● **PROBLEM STATEMENT**
Decide whether each statement agrees with the passage on Antarctic plant productivity below, and answer yes or no for each, quoting the words of the passage that decide it. 1. A 10°C rise in temperature roughly doubles the speed of chemical reactions. 2. Net primary productivity is the total chemical energy fixed from sunlight in an ecosystem. 3. Iron is a plant nutrient needed in relatively large quantities.

● **PASSAGE FOR REVIEW**

--- START ---

A starting point for understanding Antarctica’s biogeography is to consider the factors that affect plant productivity and how these factors vary across the continent. Of course, plants grow by making their own food through the process of photosynthesis (they are autotrophs), and therefore the key factors affecting plant productivity are the same as those affecting the ability of plants to photosynthesise: namely, the availability of sunlight, carbon dioxide, and water. In addition, in order to build tissue and maintain life functions, plants need several other elements, some in relatively large quantities (such as nitrogen and phosphorus) and some in smaller or even trace quantities (such as iron). Collectively these are known as plant nutrients. Finally, even if the conditions for photosynthesis are met, and all of the required nutrient ‘building blocks’ are available, the rate of growth will be affected by the air temperature. This is because temperature affects the rate at which chemical reactions, and associated biological processes, take place. The rule of thumb is that a 10°C rise in temperature causes a doubling in the speed of chemical reactions. In addition to limiting rates of plant growth, low temperatures also limit rates of rock weathering, and hence the release of nutrients from rock and the development of soil.
Keeping the above in mind, it should be obvious why Antarctica has low plant productivity. Not only do cold temperatures limit growth rates and moisture availability, but the amount of sunlight varies drastically with the seasons. It is useful when studying productivity to make the distinction between gross primary productivity (GPP) and net primary productivity (NPP). The former refers to the total product of photosynthesis in the ecosystem (all of the chemical energy fixed from sunlight); whereas the latter refers to the chemical energy that is left over after the plants have used some of it for their own respiration. NPP is often expressed as the dry weight of organic matter produced per unit area per year (g/m2/yr). A low GPP means an ecosystem has a low energy input, little plant growth, and therefore also a low biomass (total dry mass of living material measured per unit area). The NPP represents the energy that is available to organisms in the ecosystem that are not autotrophs, such as consumers and decomposers. Because the NPP of ecosystems in Antarctica is so low, there is not much energy available to support these other types of organisms. Another rule of thumb for ecosystems is that energy transfer is on average only 10% efficient from one trophic level to the level above. This principle, which applies in all ecosystems, means that the total biomass of the consumer organisms will always be much less than the total biomass of the producers.

--- END ---

● **DATA PROVIDED**
--- START ---

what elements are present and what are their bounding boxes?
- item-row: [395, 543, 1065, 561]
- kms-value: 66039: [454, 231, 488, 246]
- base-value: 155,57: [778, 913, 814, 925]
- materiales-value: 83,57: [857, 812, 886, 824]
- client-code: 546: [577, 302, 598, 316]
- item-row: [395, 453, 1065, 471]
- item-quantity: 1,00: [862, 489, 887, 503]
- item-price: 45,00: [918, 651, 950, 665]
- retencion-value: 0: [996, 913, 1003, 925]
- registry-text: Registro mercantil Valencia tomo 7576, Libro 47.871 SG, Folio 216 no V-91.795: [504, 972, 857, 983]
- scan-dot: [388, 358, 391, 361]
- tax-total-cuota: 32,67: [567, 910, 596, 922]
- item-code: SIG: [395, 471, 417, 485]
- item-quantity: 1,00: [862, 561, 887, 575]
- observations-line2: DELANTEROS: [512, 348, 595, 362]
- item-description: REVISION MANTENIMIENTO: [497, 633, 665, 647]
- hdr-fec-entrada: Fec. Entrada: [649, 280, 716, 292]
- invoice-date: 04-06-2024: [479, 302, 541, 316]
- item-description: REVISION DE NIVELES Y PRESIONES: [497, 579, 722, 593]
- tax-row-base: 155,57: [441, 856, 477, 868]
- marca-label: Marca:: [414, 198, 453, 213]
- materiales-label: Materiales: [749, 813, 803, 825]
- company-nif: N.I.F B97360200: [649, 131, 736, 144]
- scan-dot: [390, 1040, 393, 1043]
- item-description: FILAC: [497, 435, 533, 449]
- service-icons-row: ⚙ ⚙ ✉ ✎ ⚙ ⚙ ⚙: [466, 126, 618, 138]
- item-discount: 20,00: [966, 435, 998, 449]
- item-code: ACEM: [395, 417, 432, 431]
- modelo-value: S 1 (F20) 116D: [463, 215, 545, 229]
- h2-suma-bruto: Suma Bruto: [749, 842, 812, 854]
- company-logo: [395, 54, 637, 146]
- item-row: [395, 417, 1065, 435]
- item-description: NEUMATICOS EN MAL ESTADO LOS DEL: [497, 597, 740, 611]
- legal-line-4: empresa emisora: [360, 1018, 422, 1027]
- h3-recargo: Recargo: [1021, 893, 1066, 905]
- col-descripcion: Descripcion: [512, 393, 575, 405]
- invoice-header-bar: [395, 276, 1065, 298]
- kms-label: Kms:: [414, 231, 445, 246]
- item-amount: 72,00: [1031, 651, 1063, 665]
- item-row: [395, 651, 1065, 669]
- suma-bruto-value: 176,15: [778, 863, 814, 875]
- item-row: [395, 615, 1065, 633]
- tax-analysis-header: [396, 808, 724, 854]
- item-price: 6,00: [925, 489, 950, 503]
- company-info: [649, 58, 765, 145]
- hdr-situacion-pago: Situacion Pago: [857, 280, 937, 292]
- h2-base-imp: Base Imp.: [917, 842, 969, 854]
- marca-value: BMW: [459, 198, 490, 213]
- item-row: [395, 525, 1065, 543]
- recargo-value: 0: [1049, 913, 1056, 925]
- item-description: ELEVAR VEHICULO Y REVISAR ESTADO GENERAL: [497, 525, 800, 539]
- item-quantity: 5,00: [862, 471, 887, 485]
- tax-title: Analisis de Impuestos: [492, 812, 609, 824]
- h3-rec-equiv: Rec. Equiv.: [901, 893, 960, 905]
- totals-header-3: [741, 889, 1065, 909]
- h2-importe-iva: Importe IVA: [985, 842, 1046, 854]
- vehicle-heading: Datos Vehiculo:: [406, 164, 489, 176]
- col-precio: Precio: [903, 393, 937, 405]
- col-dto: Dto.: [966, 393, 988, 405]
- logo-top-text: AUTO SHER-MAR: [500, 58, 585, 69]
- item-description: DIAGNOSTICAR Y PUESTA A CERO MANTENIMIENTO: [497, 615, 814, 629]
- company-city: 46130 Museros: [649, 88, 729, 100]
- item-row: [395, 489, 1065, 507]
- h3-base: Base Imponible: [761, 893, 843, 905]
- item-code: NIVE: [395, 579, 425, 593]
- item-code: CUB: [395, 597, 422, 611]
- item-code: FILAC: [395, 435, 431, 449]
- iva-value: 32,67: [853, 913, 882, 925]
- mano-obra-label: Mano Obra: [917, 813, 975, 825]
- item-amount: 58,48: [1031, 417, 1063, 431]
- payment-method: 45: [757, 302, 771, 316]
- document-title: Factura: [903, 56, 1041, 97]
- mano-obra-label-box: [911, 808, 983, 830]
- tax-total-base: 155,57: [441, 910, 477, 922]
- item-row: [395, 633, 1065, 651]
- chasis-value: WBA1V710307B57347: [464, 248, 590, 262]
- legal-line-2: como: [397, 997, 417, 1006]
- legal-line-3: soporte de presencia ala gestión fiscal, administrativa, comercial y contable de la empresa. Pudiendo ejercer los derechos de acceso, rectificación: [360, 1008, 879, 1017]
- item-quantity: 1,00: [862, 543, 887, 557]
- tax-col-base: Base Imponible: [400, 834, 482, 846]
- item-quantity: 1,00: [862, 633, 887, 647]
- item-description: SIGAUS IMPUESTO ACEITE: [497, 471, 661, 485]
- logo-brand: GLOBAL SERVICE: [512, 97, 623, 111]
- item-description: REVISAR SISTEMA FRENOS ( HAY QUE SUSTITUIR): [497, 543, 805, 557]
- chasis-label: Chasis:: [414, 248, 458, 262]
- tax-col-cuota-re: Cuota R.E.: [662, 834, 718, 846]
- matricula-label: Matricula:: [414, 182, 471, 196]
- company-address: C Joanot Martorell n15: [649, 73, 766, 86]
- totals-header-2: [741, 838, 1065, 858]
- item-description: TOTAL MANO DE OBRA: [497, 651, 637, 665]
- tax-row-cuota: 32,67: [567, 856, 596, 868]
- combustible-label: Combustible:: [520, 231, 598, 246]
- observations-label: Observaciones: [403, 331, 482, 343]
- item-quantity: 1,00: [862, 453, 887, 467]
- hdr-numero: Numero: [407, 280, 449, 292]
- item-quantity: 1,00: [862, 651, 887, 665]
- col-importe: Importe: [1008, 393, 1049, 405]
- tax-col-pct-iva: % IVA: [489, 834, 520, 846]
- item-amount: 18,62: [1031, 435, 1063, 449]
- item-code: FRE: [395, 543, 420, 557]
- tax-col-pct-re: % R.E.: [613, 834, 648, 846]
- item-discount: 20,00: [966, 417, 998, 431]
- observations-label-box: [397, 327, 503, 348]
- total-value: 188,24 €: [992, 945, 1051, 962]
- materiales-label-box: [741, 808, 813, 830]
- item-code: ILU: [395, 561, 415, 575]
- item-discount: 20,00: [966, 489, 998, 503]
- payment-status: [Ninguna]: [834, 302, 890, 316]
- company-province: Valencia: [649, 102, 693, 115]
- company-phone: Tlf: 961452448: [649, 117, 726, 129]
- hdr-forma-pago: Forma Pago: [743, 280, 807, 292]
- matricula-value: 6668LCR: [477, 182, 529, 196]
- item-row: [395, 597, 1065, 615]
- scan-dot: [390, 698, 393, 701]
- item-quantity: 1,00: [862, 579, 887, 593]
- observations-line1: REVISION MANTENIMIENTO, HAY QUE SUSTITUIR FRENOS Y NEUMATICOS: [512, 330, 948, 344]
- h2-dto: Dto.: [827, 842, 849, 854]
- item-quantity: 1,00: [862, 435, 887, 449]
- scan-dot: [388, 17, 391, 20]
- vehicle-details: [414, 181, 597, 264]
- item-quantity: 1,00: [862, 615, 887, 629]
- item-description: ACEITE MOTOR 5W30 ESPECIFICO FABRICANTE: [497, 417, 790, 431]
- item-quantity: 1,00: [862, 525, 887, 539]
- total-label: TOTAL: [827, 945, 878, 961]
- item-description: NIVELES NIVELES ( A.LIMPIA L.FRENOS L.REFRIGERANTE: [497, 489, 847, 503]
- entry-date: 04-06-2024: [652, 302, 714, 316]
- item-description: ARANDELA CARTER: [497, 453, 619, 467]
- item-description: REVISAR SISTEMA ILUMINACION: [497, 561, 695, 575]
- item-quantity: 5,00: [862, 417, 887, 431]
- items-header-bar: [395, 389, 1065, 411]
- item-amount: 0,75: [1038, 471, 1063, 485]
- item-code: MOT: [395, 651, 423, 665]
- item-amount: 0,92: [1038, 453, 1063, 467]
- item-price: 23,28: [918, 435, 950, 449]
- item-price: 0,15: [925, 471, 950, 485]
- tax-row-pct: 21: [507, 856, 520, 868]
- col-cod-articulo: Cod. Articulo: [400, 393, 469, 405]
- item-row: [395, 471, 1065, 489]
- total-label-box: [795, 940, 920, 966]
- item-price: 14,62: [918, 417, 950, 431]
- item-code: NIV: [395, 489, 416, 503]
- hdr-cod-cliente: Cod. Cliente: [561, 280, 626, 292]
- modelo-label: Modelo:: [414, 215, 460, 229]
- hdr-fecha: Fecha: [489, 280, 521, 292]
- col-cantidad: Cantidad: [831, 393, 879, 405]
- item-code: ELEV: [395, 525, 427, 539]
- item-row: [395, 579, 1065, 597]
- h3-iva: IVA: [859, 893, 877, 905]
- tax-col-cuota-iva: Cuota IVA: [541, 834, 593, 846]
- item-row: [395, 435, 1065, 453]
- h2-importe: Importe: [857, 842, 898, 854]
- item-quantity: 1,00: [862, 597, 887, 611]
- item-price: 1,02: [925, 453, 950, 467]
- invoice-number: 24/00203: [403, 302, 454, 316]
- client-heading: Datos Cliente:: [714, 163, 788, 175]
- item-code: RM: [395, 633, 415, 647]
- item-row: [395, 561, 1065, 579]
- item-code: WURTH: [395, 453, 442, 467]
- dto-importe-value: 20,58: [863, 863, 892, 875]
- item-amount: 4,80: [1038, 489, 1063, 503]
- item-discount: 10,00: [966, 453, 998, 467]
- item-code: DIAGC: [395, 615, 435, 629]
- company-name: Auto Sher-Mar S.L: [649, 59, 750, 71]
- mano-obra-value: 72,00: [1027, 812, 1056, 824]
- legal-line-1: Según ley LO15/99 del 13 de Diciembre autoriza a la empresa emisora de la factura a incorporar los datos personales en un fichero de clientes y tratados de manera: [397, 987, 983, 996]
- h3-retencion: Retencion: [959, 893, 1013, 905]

--- END ---

● **REPLY TO THE TASK**
1. Yes: "a 10°C rise in temperature causes a doubling in the speed of chemical reactions"
2. No: "the latter refers to the chemical energy that is left over after the plants have used some of it for their own respiration"
3. No: "some in smaller or even trace quantities (such as iron)"